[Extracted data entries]
::::

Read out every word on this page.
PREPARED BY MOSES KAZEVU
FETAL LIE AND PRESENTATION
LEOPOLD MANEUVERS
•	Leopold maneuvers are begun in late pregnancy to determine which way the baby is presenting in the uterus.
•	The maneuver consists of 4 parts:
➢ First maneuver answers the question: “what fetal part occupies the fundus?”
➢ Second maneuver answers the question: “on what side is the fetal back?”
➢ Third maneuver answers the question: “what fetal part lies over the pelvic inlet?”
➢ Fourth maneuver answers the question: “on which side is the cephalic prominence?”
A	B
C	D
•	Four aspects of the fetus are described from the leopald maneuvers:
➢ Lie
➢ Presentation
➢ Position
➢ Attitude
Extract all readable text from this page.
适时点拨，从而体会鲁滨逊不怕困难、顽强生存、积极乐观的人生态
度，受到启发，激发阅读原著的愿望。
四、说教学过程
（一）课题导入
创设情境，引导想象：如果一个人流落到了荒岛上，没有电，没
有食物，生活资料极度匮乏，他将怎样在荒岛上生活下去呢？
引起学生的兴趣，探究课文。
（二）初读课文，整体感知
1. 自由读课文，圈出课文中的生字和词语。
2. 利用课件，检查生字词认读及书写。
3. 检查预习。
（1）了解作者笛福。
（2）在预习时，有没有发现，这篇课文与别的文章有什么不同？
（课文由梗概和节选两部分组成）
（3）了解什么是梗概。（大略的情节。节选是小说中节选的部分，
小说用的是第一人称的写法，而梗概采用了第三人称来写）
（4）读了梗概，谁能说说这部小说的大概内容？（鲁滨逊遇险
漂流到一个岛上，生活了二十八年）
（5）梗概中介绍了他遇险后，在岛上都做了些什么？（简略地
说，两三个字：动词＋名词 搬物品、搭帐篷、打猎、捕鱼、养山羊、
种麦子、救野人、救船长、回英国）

::::

SHORT PROBLEM
Each entry above is to be set down again in exactly the same words.

OUTPUT BELOW
Read out every word on this page.
PREPARED BY MOSES KAZEVU
FETAL LIE AND PRESENTATION
LEOPOLD MANEUVERS
•	Leopold maneuvers are begun in late pregnancy to determine which way the baby is presenting in the uterus.
•	The maneuver consists of 4 parts:
➢ First maneuver answers the question: “what fetal part occupies the fundus?”
➢ Second maneuver answers the question: “on what side is the fetal back?”
➢ Third maneuver answers the question: “what fetal part lies over the pelvic inlet?”
➢ Fourth maneuver answers the question: “on which side is the cephalic prominence?”
A	B
C	D
•	Four aspects of the fetus are described from the leopald maneuvers:
➢ Lie
➢ Presentation
➢ Position
➢ Attitude
Extract all readable text from this page.
适时点拨，从而体会鲁滨逊不怕困难、顽强生存、积极乐观的人生态
度，受到启发，激发阅读原著的愿望。
四、说教学过程
（一）课题导入
创设情境，引导想象：如果一个人流落到了荒岛上，没有电，没
有食物，生活资料极度匮乏，他将怎样在荒岛上生活下去呢？
引起学生的兴趣，探究课文。
（二）初读课文，整体感知
1. 自由读课文，圈出课文中的生字和词语。
2. 利用课件，检查生字词认读及书写。
3. 检查预习。
（1）了解作者笛福。
（2）在预习时，有没有发现，这篇课文与别的文章有什么不同？
（课文由梗概和节选两部分组成）
（3）了解什么是梗概。（大略的情节。节选是小说中节选的部分，
小说用的是第一人称的写法，而梗概采用了第三人称来写）
（4）读了梗概，谁能说说这部小说的大概内容？（鲁滨逊遇险
漂流到一个岛上，生活了二十八年）
（5）梗概中介绍了他遇险后，在岛上都做了些什么？（简略地
说，两三个字：动词＋名词 搬物品、搭帐篷、打猎、捕鱼、养山羊、
种麦子、救野人、救船长、回英国）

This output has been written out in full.